Give the material once more, word for word, without any images.

[Records from a data collection]
※
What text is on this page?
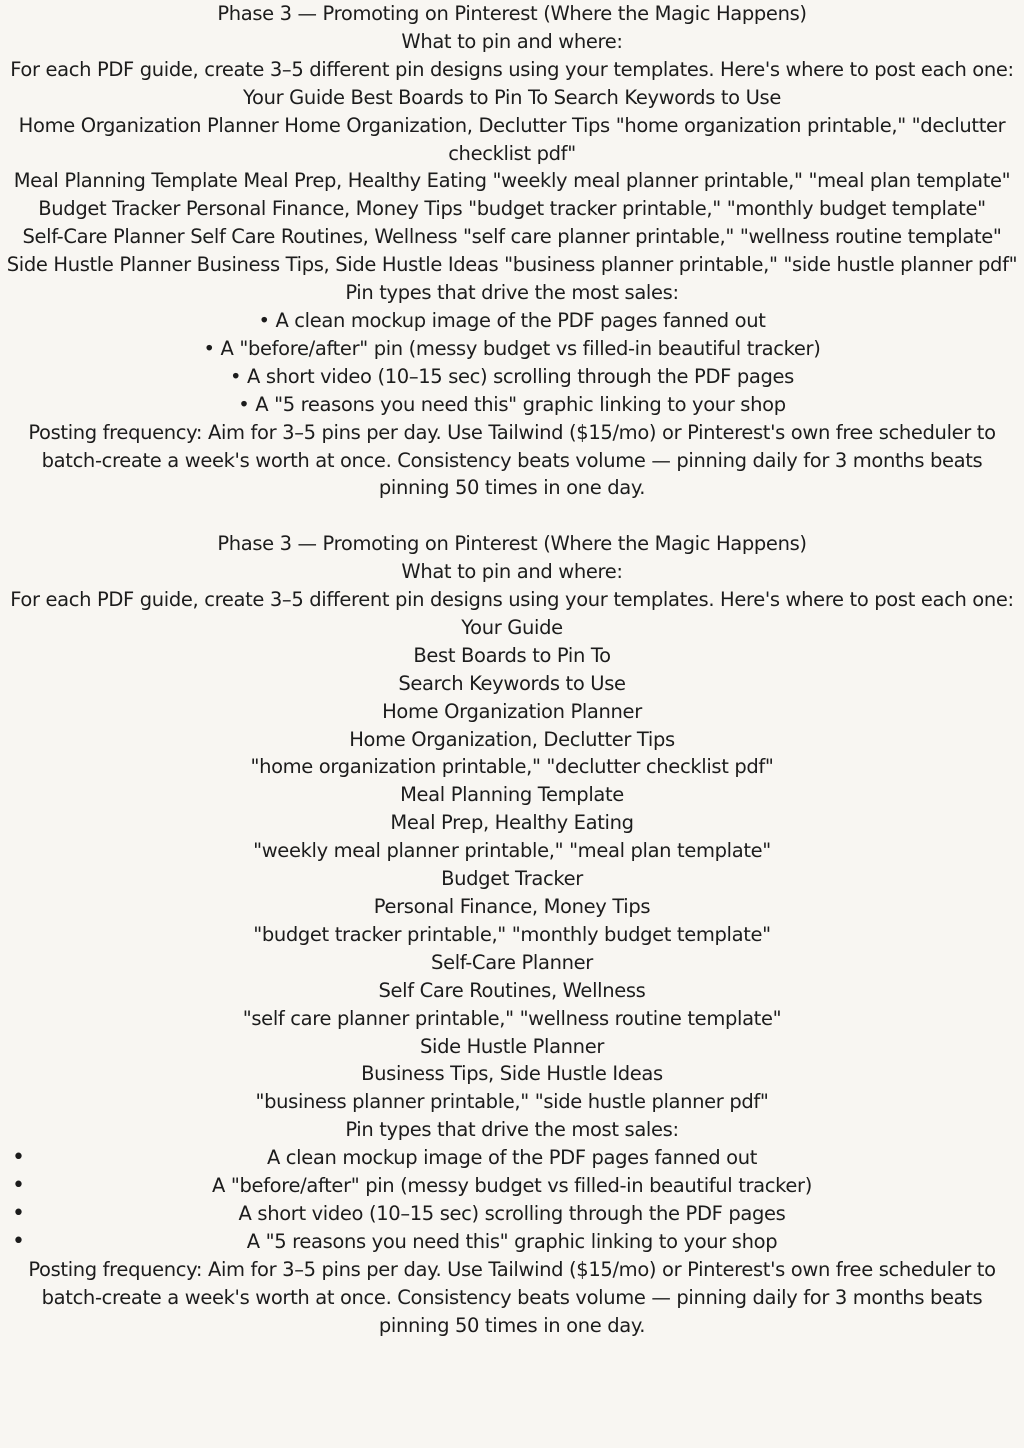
Phase 3 — Promoting on Pinterest (Where the Magic Happens)

What to pin and where:

For each PDF guide, create 3–5 different pin designs using your templates. Here's where to post each one:

Your Guide Best Boards to Pin To Search Keywords to Use

Home Organization Planner Home Organization, Declutter Tips "home organization printable," "declutter checklist pdf"
Meal Planning Template Meal Prep, Healthy Eating "weekly meal planner printable," "meal plan template"
Budget Tracker Personal Finance, Money Tips "budget tracker printable," "monthly budget template"
Self-Care Planner Self Care Routines, Wellness "self care planner printable," "wellness routine template"
Side Hustle Planner Business Tips, Side Hustle Ideas "business planner printable," "side hustle planner pdf"

Pin types that drive the most sales:

• A clean mockup image of the PDF pages fanned out
• A "before/after" pin (messy budget vs filled-in beautiful tracker)
• A short video (10–15 sec) scrolling through the PDF pages
• A "5 reasons you need this" graphic linking to your shop

Posting frequency: Aim for 3–5 pins per day. Use Tailwind ($15/mo) or Pinterest's own free scheduler to batch-create a week's worth at once. Consistency beats volume — pinning daily for 3 months beats pinning 50 times in one day.

Phase 3 — Promoting on Pinterest (Where the Magic Happens)

What to pin and where:

For each PDF guide, create 3–5 different pin designs using your templates. Here's where to post each one:

Your Guide
Best Boards to Pin To
Search Keywords to Use
Home Organization Planner
Home Organization, Declutter Tips
"home organization printable," "declutter checklist pdf"
Meal Planning Template
Meal Prep, Healthy Eating
"weekly meal planner printable," "meal plan template"
Budget Tracker
Personal Finance, Money Tips
"budget tracker printable," "monthly budget template"
Self-Care Planner
Self Care Routines, Wellness
"self care planner printable," "wellness routine template"
Side Hustle Planner
Business Tips, Side Hustle Ideas
"business planner printable," "side hustle planner pdf"

Pin types that drive the most sales:

• A clean mockup image of the PDF pages fanned out
• A "before/after" pin (messy budget vs filled-in beautiful tracker)
• A short video (10–15 sec) scrolling through the PDF pages
• A "5 reasons you need this" graphic linking to your shop

Posting frequency: Aim for 3–5 pins per day. Use Tailwind ($15/mo) or Pinterest's own free scheduler to batch-create a week's worth at once. Consistency beats volume — pinning daily for 3 months beats pinning 50 times in one day.
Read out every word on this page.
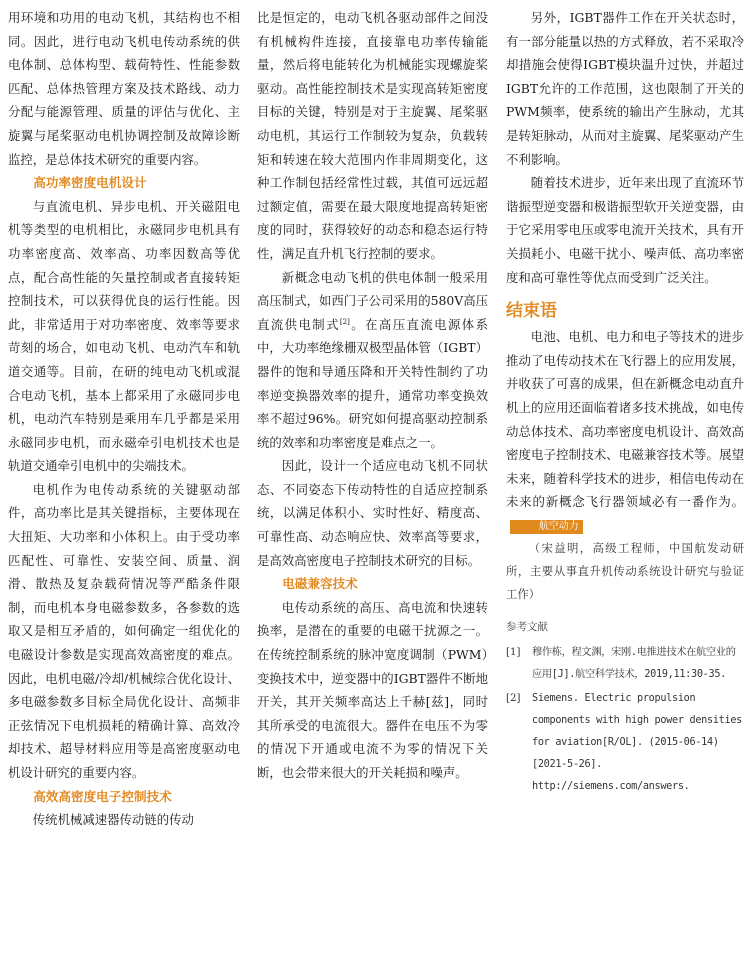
用环境和功用的电动飞机，其结构也不相同。因此，进行电动飞机电传动系统的供电体制、总体构型、载荷特性、性能参数匹配、总体热管理方案及技术路线、动力分配与能源管理、质量的评估与优化、主旋翼与尾桨驱动电机协调控制及故障诊断监控，是总体技术研究的重要内容。

高功率密度电机设计

与直流电机、异步电机、开关磁阻电机等类型的电机相比，永磁同步电机具有功率密度高、效率高、功率因数高等优点，配合高性能的矢量控制或者直接转矩控制技术，可以获得优良的运行性能。因此，非常适用于对功率密度、效率等要求苛刻的场合，如电动飞机、电动汽车和轨道交通等。目前，在研的纯电动飞机或混合电动飞机，基本上都采用了永磁同步电机，电动汽车特别是乘用车几乎都是采用永磁同步电机，而永磁牵引电机技术也是轨道交通牵引电机中的尖端技术。

电机作为电传动系统的关键驱动部件，高功率比是其关键指标，主要体现在大扭矩、大功率和小体积上。由于受功率匹配性、可靠性、安装空间、质量、润滑、散热及复杂载荷情况等严酷条件限制，而电机本身电磁参数多，各参数的选取又是相互矛盾的，如何确定一组优化的电磁设计参数是实现高效高密度的难点。因此，电机电磁/冷却/机械综合优化设计、多电磁参数多目标全局优化设计、高频非正弦情况下电机损耗的精确计算、高效冷却技术、超导材料应用等是高密度驱动电机设计研究的重要内容。

高效高密度电子控制技术

传统机械减速器传动链的传动

比是恒定的，电动飞机各驱动部件之间没有机械构件连接，直接靠电功率传输能量，然后将电能转化为机械能实现螺旋桨驱动。高性能控制技术是实现高转矩密度目标的关键，特别是对于主旋翼、尾桨驱动电机，其运行工作制较为复杂，负载转矩和转速在较大范围内作非周期变化，这种工作制包括经常性过载，其值可远远超过额定值，需要在最大限度地提高转矩密度的同时，获得较好的动态和稳态运行特性，满足直升机飞行控制的要求。

新概念电动飞机的供电体制一般采用高压制式，如西门子公司采用的580V高压直流供电制式[2]。在高压直流电源体系中，大功率绝缘栅双极型晶体管（IGBT）器件的饱和导通压降和开关特性制约了功率逆变换器效率的提升，通常功率变换效率不超过96%。研究如何提高驱动控制系统的效率和功率密度是难点之一。

因此，设计一个适应电动飞机不同状态、不同姿态下传动特性的自适应控制系统，以满足体积小、实时性好、精度高、可靠性高、动态响应快、效率高等要求，是高效高密度电子控制技术研究的目标。

电磁兼容技术

电传动系统的高压、高电流和快速转换率，是潜在的重要的电磁干扰源之一。在传统控制系统的脉冲宽度调制（PWM）变换技术中，逆变器中的IGBT器件不断地开关，其开关频率高达上千赫[兹]，同时其所承受的电流很大。器件在电压不为零的情况下开通或电流不为零的情况下关断，也会带来很大的开关耗损和噪声。

另外，IGBT器件工作在开关状态时，有一部分能量以热的方式释放，若不采取冷却措施会使得IGBT模块温升过快，并超过IGBT允许的工作范围，这也限制了开关的PWM频率，使系统的输出产生脉动，尤其是转矩脉动，从而对主旋翼、尾桨驱动产生不利影响。

随着技术进步，近年来出现了直流环节谐振型逆变器和极谐振型软开关逆变器，由于它采用零电压或零电流开关技术，具有开关损耗小、电磁干扰小、噪声低、高功率密度和高可靠性等优点而受到广泛关注。

结束语

电池、电机、电力和电子等技术的进步推动了电传动技术在飞行器上的应用发展，并收获了可喜的成果，但在新概念电动直升机上的应用还面临着诸多技术挑战，如电传动总体技术、高功率密度电机设计、高效高密度电子控制技术、电磁兼容技术等。展望未来，随着科学技术的进步，相信电传动在未来的新概念飞行器领域必有一番作为。航空动力

（宋益明，高级工程师，中国航发动研所，主要从事直升机传动系统设计研究与验证工作）

参考文献
[1]	穆作栋，程文渊，宋刚.电推进技术在航空业的应用[J].航空科学技术，2019,11:30-35.
[2]	Siemens. Electric propulsion components with high power densities for aviation[R/OL]. (2015-06-14)[2021-5-26]. http://siemens.com/answers.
※
EXERCISE RESPONSE
What text is on this page?
Phase 3 — Promoting on Pinterest (Where the Magic Happens)

What to pin and where:

For each PDF guide, create 3–5 different pin designs using your templates. Here's where to post each one:

Your Guide Best Boards to Pin To Search Keywords to Use

Home Organization Planner Home Organization, Declutter Tips "home organization printable," "declutter checklist pdf"
Meal Planning Template Meal Prep, Healthy Eating "weekly meal planner printable," "meal plan template"
Budget Tracker Personal Finance, Money Tips "budget tracker printable," "monthly budget template"
Self-Care Planner Self Care Routines, Wellness "self care planner printable," "wellness routine template"
Side Hustle Planner Business Tips, Side Hustle Ideas "business planner printable," "side hustle planner pdf"

Pin types that drive the most sales:

• A clean mockup image of the PDF pages fanned out
• A "before/after" pin (messy budget vs filled-in beautiful tracker)
• A short video (10–15 sec) scrolling through the PDF pages
• A "5 reasons you need this" graphic linking to your shop

Posting frequency: Aim for 3–5 pins per day. Use Tailwind ($15/mo) or Pinterest's own free scheduler to batch-create a week's worth at once. Consistency beats volume — pinning daily for 3 months beats pinning 50 times in one day.

Phase 3 — Promoting on Pinterest (Where the Magic Happens)

What to pin and where:

For each PDF guide, create 3–5 different pin designs using your templates. Here's where to post each one:

Your Guide
Best Boards to Pin To
Search Keywords to Use
Home Organization Planner
Home Organization, Declutter Tips
"home organization printable," "declutter checklist pdf"
Meal Planning Template
Meal Prep, Healthy Eating
"weekly meal planner printable," "meal plan template"
Budget Tracker
Personal Finance, Money Tips
"budget tracker printable," "monthly budget template"
Self-Care Planner
Self Care Routines, Wellness
"self care planner printable," "wellness routine template"
Side Hustle Planner
Business Tips, Side Hustle Ideas
"business planner printable," "side hustle planner pdf"

Pin types that drive the most sales:

• A clean mockup image of the PDF pages fanned out
• A "before/after" pin (messy budget vs filled-in beautiful tracker)
• A short video (10–15 sec) scrolling through the PDF pages
• A "5 reasons you need this" graphic linking to your shop

Posting frequency: Aim for 3–5 pins per day. Use Tailwind ($15/mo) or Pinterest's own free scheduler to batch-create a week's worth at once. Consistency beats volume — pinning daily for 3 months beats pinning 50 times in one day.
Read out every word on this page.
用环境和功用的电动飞机，其结构也不相同。因此，进行电动飞机电传动系统的供电体制、总体构型、载荷特性、性能参数匹配、总体热管理方案及技术路线、动力分配与能源管理、质量的评估与优化、主旋翼与尾桨驱动电机协调控制及故障诊断监控，是总体技术研究的重要内容。

高功率密度电机设计

与直流电机、异步电机、开关磁阻电机等类型的电机相比，永磁同步电机具有功率密度高、效率高、功率因数高等优点，配合高性能的矢量控制或者直接转矩控制技术，可以获得优良的运行性能。因此，非常适用于对功率密度、效率等要求苛刻的场合，如电动飞机、电动汽车和轨道交通等。目前，在研的纯电动飞机或混合电动飞机，基本上都采用了永磁同步电机，电动汽车特别是乘用车几乎都是采用永磁同步电机，而永磁牵引电机技术也是轨道交通牵引电机中的尖端技术。

电机作为电传动系统的关键驱动部件，高功率比是其关键指标，主要体现在大扭矩、大功率和小体积上。由于受功率匹配性、可靠性、安装空间、质量、润滑、散热及复杂载荷情况等严酷条件限制，而电机本身电磁参数多，各参数的选取又是相互矛盾的，如何确定一组优化的电磁设计参数是实现高效高密度的难点。因此，电机电磁/冷却/机械综合优化设计、多电磁参数多目标全局优化设计、高频非正弦情况下电机损耗的精确计算、高效冷却技术、超导材料应用等是高密度驱动电机设计研究的重要内容。

高效高密度电子控制技术

传统机械减速器传动链的传动

比是恒定的，电动飞机各驱动部件之间没有机械构件连接，直接靠电功率传输能量，然后将电能转化为机械能实现螺旋桨驱动。高性能控制技术是实现高转矩密度目标的关键，特别是对于主旋翼、尾桨驱动电机，其运行工作制较为复杂，负载转矩和转速在较大范围内作非周期变化，这种工作制包括经常性过载，其值可远远超过额定值，需要在最大限度地提高转矩密度的同时，获得较好的动态和稳态运行特性，满足直升机飞行控制的要求。

新概念电动飞机的供电体制一般采用高压制式，如西门子公司采用的580V高压直流供电制式[2]。在高压直流电源体系中，大功率绝缘栅双极型晶体管（IGBT）器件的饱和导通压降和开关特性制约了功率逆变换器效率的提升，通常功率变换效率不超过96%。研究如何提高驱动控制系统的效率和功率密度是难点之一。

因此，设计一个适应电动飞机不同状态、不同姿态下传动特性的自适应控制系统，以满足体积小、实时性好、精度高、可靠性高、动态响应快、效率高等要求，是高效高密度电子控制技术研究的目标。

电磁兼容技术

电传动系统的高压、高电流和快速转换率，是潜在的重要的电磁干扰源之一。在传统控制系统的脉冲宽度调制（PWM）变换技术中，逆变器中的IGBT器件不断地开关，其开关频率高达上千赫[兹]，同时其所承受的电流很大。器件在电压不为零的情况下开通或电流不为零的情况下关断，也会带来很大的开关耗损和噪声。

另外，IGBT器件工作在开关状态时，有一部分能量以热的方式释放，若不采取冷却措施会使得IGBT模块温升过快，并超过IGBT允许的工作范围，这也限制了开关的PWM频率，使系统的输出产生脉动，尤其是转矩脉动，从而对主旋翼、尾桨驱动产生不利影响。

随着技术进步，近年来出现了直流环节谐振型逆变器和极谐振型软开关逆变器，由于它采用零电压或零电流开关技术，具有开关损耗小、电磁干扰小、噪声低、高功率密度和高可靠性等优点而受到广泛关注。

结束语

电池、电机、电力和电子等技术的进步推动了电传动技术在飞行器上的应用发展，并收获了可喜的成果，但在新概念电动直升机上的应用还面临着诸多技术挑战，如电传动总体技术、高功率密度电机设计、高效高密度电子控制技术、电磁兼容技术等。展望未来，随着科学技术的进步，相信电传动在未来的新概念飞行器领域必有一番作为。航空动力

（宋益明，高级工程师，中国航发动研所，主要从事直升机传动系统设计研究与验证工作）

参考文献
[1]	穆作栋，程文渊，宋刚.电推进技术在航空业的应用[J].航空科学技术，2019,11:30-35.
[2]	Siemens. Electric propulsion components with high power densities for aviation[R/OL]. (2015-06-14)[2021-5-26]. http://siemens.com/answers.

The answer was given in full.